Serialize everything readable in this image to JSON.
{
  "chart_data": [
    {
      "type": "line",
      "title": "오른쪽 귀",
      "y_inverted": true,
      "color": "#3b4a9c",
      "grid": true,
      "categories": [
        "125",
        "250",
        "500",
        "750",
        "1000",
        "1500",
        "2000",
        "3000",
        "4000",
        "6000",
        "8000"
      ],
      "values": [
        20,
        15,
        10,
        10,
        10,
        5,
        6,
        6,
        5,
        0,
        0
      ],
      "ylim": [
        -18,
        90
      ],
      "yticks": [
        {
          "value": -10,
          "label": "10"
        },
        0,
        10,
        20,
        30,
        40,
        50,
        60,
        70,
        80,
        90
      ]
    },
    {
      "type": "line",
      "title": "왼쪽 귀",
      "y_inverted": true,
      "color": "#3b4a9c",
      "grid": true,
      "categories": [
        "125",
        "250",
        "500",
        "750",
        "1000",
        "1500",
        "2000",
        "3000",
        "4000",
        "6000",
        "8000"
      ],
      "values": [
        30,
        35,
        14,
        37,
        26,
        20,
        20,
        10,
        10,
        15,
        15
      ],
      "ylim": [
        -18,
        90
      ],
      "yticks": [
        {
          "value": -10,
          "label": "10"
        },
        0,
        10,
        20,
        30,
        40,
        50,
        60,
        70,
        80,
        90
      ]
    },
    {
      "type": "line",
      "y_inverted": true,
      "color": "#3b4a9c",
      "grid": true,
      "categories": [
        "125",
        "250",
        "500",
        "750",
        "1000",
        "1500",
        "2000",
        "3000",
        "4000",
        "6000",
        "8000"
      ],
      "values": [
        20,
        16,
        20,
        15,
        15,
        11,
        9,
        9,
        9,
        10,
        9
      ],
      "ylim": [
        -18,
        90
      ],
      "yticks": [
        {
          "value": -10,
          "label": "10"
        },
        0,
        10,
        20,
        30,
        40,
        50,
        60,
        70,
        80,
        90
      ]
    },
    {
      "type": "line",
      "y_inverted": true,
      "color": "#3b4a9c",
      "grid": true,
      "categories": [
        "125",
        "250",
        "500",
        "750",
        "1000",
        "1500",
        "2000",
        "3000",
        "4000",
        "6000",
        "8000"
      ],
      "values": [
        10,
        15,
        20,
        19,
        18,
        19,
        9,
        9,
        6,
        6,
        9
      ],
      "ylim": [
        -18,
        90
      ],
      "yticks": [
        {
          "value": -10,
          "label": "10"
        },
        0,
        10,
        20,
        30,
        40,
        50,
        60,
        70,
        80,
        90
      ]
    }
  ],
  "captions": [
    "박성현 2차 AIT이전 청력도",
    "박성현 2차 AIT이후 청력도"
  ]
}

— Work to be completed —
Write out the full listing, keeping every line exactly as it is.

— Result —
Serialize everything readable in this image to JSON.
{
  "chart_data": [
    {
      "type": "line",
      "title": "오른쪽 귀",
      "y_inverted": true,
      "color": "#3b4a9c",
      "grid": true,
      "categories": [
        "125",
        "250",
        "500",
        "750",
        "1000",
        "1500",
        "2000",
        "3000",
        "4000",
        "6000",
        "8000"
      ],
      "values": [
        20,
        15,
        10,
        10,
        10,
        5,
        6,
        6,
        5,
        0,
        0
      ],
      "ylim": [
        -18,
        90
      ],
      "yticks": [
        {
          "value": -10,
          "label": "10"
        },
        0,
        10,
        20,
        30,
        40,
        50,
        60,
        70,
        80,
        90
      ]
    },
    {
      "type": "line",
      "title": "왼쪽 귀",
      "y_inverted": true,
      "color": "#3b4a9c",
      "grid": true,
      "categories": [
        "125",
        "250",
        "500",
        "750",
        "1000",
        "1500",
        "2000",
        "3000",
        "4000",
        "6000",
        "8000"
      ],
      "values": [
        30,
        35,
        14,
        37,
        26,
        20,
        20,
        10,
        10,
        15,
        15
      ],
      "ylim": [
        -18,
        90
      ],
      "yticks": [
        {
          "value": -10,
          "label": "10"
        },
        0,
        10,
        20,
        30,
        40,
        50,
        60,
        70,
        80,
        90
      ]
    },
    {
      "type": "line",
      "y_inverted": true,
      "color": "#3b4a9c",
      "grid": true,
      "categories": [
        "125",
        "250",
        "500",
        "750",
        "1000",
        "1500",
        "2000",
        "3000",
        "4000",
        "6000",
        "8000"
      ],
      "values": [
        20,
        16,
        20,
        15,
        15,
        11,
        9,
        9,
        9,
        10,
        9
      ],
      "ylim": [
        -18,
        90
      ],
      "yticks": [
        {
          "value": -10,
          "label": "10"
        },
        0,
        10,
        20,
        30,
        40,
        50,
        60,
        70,
        80,
        90
      ]
    },
    {
      "type": "line",
      "y_inverted": true,
      "color": "#3b4a9c",
      "grid": true,
      "categories": [
        "125",
        "250",
        "500",
        "750",
        "1000",
        "1500",
        "2000",
        "3000",
        "4000",
        "6000",
        "8000"
      ],
      "values": [
        10,
        15,
        20,
        19,
        18,
        19,
        9,
        9,
        6,
        6,
        9
      ],
      "ylim": [
        -18,
        90
      ],
      "yticks": [
        {
          "value": -10,
          "label": "10"
        },
        0,
        10,
        20,
        30,
        40,
        50,
        60,
        70,
        80,
        90
      ]
    }
  ],
  "captions": [
    "박성현 2차 AIT이전 청력도",
    "박성현 2차 AIT이후 청력도"
  ]
}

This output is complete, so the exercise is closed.